-- SHORT PROBLEM --
Copy the entries below, swapping every "Duration to Acquire Loan" for "Time to Get a Loan" and keeping everything else the same.

-- EXCERPTED DATA --

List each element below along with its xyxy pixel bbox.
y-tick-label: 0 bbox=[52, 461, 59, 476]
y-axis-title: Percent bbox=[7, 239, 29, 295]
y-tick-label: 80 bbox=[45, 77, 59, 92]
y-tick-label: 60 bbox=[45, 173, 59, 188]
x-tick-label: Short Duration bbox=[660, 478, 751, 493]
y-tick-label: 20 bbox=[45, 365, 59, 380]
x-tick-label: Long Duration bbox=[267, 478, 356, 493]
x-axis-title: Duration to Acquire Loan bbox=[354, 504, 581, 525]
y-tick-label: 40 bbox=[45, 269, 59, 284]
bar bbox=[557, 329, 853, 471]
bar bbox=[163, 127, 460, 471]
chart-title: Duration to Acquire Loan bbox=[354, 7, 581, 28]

-- EXPECTED ANSWER --
List each element below along with its xyxy pixel bbox.
y-tick-label: 0 bbox=[52, 461, 59, 476]
y-axis-title: Percent bbox=[7, 239, 29, 295]
y-tick-label: 80 bbox=[45, 77, 59, 92]
y-tick-label: 60 bbox=[45, 173, 59, 188]
x-tick-label: Short Duration bbox=[660, 478, 751, 493]
y-tick-label: 20 bbox=[45, 365, 59, 380]
x-tick-label: Long Duration bbox=[267, 478, 356, 493]
x-axis-title: Time to Get a Loan bbox=[354, 504, 581, 525]
y-tick-label: 40 bbox=[45, 269, 59, 284]
bar bbox=[557, 329, 853, 471]
bar bbox=[163, 127, 460, 471]
chart-title: Time to Get a Loan bbox=[354, 7, 581, 28]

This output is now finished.